- What the task requires: Restate every entry word for word.

═══ Exercise materials

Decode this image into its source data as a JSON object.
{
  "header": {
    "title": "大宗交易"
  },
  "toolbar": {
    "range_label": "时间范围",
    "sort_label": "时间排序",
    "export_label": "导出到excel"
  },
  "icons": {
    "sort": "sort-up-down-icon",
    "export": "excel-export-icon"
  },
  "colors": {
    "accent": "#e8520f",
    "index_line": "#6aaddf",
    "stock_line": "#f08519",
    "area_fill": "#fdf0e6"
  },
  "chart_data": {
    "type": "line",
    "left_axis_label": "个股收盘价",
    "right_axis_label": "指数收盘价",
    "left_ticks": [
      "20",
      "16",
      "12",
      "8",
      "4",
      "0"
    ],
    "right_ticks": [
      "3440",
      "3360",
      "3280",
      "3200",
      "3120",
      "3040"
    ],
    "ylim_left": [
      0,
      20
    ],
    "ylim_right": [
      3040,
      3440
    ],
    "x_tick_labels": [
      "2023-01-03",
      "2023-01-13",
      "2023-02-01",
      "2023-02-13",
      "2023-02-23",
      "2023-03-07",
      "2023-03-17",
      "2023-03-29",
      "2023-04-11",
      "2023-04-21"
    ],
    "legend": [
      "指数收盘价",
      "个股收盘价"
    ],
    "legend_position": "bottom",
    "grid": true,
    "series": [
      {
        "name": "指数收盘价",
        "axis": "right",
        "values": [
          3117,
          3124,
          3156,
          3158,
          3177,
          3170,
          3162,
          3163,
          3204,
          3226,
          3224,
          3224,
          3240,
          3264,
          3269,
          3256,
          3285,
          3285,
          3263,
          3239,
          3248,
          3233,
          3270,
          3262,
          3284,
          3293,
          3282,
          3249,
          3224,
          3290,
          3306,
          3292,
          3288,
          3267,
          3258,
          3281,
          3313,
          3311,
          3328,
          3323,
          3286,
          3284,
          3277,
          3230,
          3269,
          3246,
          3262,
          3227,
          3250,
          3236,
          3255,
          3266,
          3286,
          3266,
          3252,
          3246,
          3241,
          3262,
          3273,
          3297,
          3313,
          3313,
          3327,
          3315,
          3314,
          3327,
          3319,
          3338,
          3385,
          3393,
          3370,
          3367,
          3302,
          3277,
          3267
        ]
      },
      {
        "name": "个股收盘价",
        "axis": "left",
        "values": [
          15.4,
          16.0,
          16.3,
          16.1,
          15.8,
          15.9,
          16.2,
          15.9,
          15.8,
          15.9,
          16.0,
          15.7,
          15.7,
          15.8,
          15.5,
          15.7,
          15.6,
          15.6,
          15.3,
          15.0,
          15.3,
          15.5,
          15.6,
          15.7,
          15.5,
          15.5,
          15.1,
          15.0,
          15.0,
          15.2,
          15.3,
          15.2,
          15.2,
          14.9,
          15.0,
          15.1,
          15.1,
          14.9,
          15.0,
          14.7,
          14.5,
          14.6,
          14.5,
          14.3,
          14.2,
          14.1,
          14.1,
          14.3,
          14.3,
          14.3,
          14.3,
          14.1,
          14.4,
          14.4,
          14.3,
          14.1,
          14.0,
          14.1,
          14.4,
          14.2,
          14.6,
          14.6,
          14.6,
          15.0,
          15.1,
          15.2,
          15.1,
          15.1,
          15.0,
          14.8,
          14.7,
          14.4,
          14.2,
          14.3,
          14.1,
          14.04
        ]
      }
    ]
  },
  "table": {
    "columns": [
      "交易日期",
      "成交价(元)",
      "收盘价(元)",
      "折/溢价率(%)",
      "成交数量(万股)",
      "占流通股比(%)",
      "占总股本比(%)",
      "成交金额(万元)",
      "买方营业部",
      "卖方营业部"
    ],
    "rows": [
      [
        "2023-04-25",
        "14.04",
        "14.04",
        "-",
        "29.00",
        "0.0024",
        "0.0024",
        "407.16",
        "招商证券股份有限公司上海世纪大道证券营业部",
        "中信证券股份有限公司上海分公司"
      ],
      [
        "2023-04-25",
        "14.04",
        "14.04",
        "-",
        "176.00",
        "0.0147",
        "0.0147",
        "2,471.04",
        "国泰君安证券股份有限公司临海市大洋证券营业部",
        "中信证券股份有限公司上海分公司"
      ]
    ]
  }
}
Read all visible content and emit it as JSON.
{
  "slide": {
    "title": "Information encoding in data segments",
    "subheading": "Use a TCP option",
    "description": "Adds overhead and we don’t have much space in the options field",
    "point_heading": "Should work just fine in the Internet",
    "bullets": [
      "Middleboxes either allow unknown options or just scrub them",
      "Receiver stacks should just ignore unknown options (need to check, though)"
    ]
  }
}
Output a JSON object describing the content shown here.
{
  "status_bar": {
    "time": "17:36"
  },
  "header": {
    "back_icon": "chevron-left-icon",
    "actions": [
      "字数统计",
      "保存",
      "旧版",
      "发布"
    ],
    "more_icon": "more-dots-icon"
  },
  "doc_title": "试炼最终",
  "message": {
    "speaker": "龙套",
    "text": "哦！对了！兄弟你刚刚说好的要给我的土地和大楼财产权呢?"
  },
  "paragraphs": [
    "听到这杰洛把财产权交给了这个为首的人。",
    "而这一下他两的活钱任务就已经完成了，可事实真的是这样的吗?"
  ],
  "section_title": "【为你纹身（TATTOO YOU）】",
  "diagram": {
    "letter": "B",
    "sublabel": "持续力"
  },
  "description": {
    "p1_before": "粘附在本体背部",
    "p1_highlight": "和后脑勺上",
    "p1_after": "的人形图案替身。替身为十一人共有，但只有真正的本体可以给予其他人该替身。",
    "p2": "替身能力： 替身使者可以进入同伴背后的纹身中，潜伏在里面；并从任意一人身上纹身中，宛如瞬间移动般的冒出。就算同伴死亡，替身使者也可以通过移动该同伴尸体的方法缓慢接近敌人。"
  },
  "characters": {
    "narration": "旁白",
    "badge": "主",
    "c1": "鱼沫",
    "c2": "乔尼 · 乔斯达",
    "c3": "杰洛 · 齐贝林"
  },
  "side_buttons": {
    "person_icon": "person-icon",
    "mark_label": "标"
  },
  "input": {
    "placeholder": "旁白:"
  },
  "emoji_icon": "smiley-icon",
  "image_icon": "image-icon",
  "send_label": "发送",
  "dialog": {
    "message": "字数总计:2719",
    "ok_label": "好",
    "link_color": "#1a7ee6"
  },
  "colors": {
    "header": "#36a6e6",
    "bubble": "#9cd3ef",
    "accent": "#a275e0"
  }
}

══════

- Full output:
Decode this image into its source data as a JSON object.
{
  "header": {
    "title": "大宗交易"
  },
  "toolbar": {
    "range_label": "时间范围",
    "sort_label": "时间排序",
    "export_label": "导出到excel"
  },
  "icons": {
    "sort": "sort-up-down-icon",
    "export": "excel-export-icon"
  },
  "colors": {
    "accent": "#e8520f",
    "index_line": "#6aaddf",
    "stock_line": "#f08519",
    "area_fill": "#fdf0e6"
  },
  "chart_data": {
    "type": "line",
    "left_axis_label": "个股收盘价",
    "right_axis_label": "指数收盘价",
    "left_ticks": [
      "20",
      "16",
      "12",
      "8",
      "4",
      "0"
    ],
    "right_ticks": [
      "3440",
      "3360",
      "3280",
      "3200",
      "3120",
      "3040"
    ],
    "ylim_left": [
      0,
      20
    ],
    "ylim_right": [
      3040,
      3440
    ],
    "x_tick_labels": [
      "2023-01-03",
      "2023-01-13",
      "2023-02-01",
      "2023-02-13",
      "2023-02-23",
      "2023-03-07",
      "2023-03-17",
      "2023-03-29",
      "2023-04-11",
      "2023-04-21"
    ],
    "legend": [
      "指数收盘价",
      "个股收盘价"
    ],
    "legend_position": "bottom",
    "grid": true,
    "series": [
      {
        "name": "指数收盘价",
        "axis": "right",
        "values": [
          3117,
          3124,
          3156,
          3158,
          3177,
          3170,
          3162,
          3163,
          3204,
          3226,
          3224,
          3224,
          3240,
          3264,
          3269,
          3256,
          3285,
          3285,
          3263,
          3239,
          3248,
          3233,
          3270,
          3262,
          3284,
          3293,
          3282,
          3249,
          3224,
          3290,
          3306,
          3292,
          3288,
          3267,
          3258,
          3281,
          3313,
          3311,
          3328,
          3323,
          3286,
          3284,
          3277,
          3230,
          3269,
          3246,
          3262,
          3227,
          3250,
          3236,
          3255,
          3266,
          3286,
          3266,
          3252,
          3246,
          3241,
          3262,
          3273,
          3297,
          3313,
          3313,
          3327,
          3315,
          3314,
          3327,
          3319,
          3338,
          3385,
          3393,
          3370,
          3367,
          3302,
          3277,
          3267
        ]
      },
      {
        "name": "个股收盘价",
        "axis": "left",
        "values": [
          15.4,
          16.0,
          16.3,
          16.1,
          15.8,
          15.9,
          16.2,
          15.9,
          15.8,
          15.9,
          16.0,
          15.7,
          15.7,
          15.8,
          15.5,
          15.7,
          15.6,
          15.6,
          15.3,
          15.0,
          15.3,
          15.5,
          15.6,
          15.7,
          15.5,
          15.5,
          15.1,
          15.0,
          15.0,
          15.2,
          15.3,
          15.2,
          15.2,
          14.9,
          15.0,
          15.1,
          15.1,
          14.9,
          15.0,
          14.7,
          14.5,
          14.6,
          14.5,
          14.3,
          14.2,
          14.1,
          14.1,
          14.3,
          14.3,
          14.3,
          14.3,
          14.1,
          14.4,
          14.4,
          14.3,
          14.1,
          14.0,
          14.1,
          14.4,
          14.2,
          14.6,
          14.6,
          14.6,
          15.0,
          15.1,
          15.2,
          15.1,
          15.1,
          15.0,
          14.8,
          14.7,
          14.4,
          14.2,
          14.3,
          14.1,
          14.04
        ]
      }
    ]
  },
  "table": {
    "columns": [
      "交易日期",
      "成交价(元)",
      "收盘价(元)",
      "折/溢价率(%)",
      "成交数量(万股)",
      "占流通股比(%)",
      "占总股本比(%)",
      "成交金额(万元)",
      "买方营业部",
      "卖方营业部"
    ],
    "rows": [
      [
        "2023-04-25",
        "14.04",
        "14.04",
        "-",
        "29.00",
        "0.0024",
        "0.0024",
        "407.16",
        "招商证券股份有限公司上海世纪大道证券营业部",
        "中信证券股份有限公司上海分公司"
      ],
      [
        "2023-04-25",
        "14.04",
        "14.04",
        "-",
        "176.00",
        "0.0147",
        "0.0147",
        "2,471.04",
        "国泰君安证券股份有限公司临海市大洋证券营业部",
        "中信证券股份有限公司上海分公司"
      ]
    ]
  }
}
Read all visible content and emit it as JSON.
{
  "slide": {
    "title": "Information encoding in data segments",
    "subheading": "Use a TCP option",
    "description": "Adds overhead and we don’t have much space in the options field",
    "point_heading": "Should work just fine in the Internet",
    "bullets": [
      "Middleboxes either allow unknown options or just scrub them",
      "Receiver stacks should just ignore unknown options (need to check, though)"
    ]
  }
}
Output a JSON object describing the content shown here.
{
  "status_bar": {
    "time": "17:36"
  },
  "header": {
    "back_icon": "chevron-left-icon",
    "actions": [
      "字数统计",
      "保存",
      "旧版",
      "发布"
    ],
    "more_icon": "more-dots-icon"
  },
  "doc_title": "试炼最终",
  "message": {
    "speaker": "龙套",
    "text": "哦！对了！兄弟你刚刚说好的要给我的土地和大楼财产权呢?"
  },
  "paragraphs": [
    "听到这杰洛把财产权交给了这个为首的人。",
    "而这一下他两的活钱任务就已经完成了，可事实真的是这样的吗?"
  ],
  "section_title": "【为你纹身（TATTOO YOU）】",
  "diagram": {
    "letter": "B",
    "sublabel": "持续力"
  },
  "description": {
    "p1_before": "粘附在本体背部",
    "p1_highlight": "和后脑勺上",
    "p1_after": "的人形图案替身。替身为十一人共有，但只有真正的本体可以给予其他人该替身。",
    "p2": "替身能力： 替身使者可以进入同伴背后的纹身中，潜伏在里面；并从任意一人身上纹身中，宛如瞬间移动般的冒出。就算同伴死亡，替身使者也可以通过移动该同伴尸体的方法缓慢接近敌人。"
  },
  "characters": {
    "narration": "旁白",
    "badge": "主",
    "c1": "鱼沫",
    "c2": "乔尼 · 乔斯达",
    "c3": "杰洛 · 齐贝林"
  },
  "side_buttons": {
    "person_icon": "person-icon",
    "mark_label": "标"
  },
  "input": {
    "placeholder": "旁白:"
  },
  "emoji_icon": "smiley-icon",
  "image_icon": "image-icon",
  "send_label": "发送",
  "dialog": {
    "message": "字数总计:2719",
    "ok_label": "好",
    "link_color": "#1a7ee6"
  },
  "colors": {
    "header": "#36a6e6",
    "bubble": "#9cd3ef",
    "accent": "#a275e0"
  }
}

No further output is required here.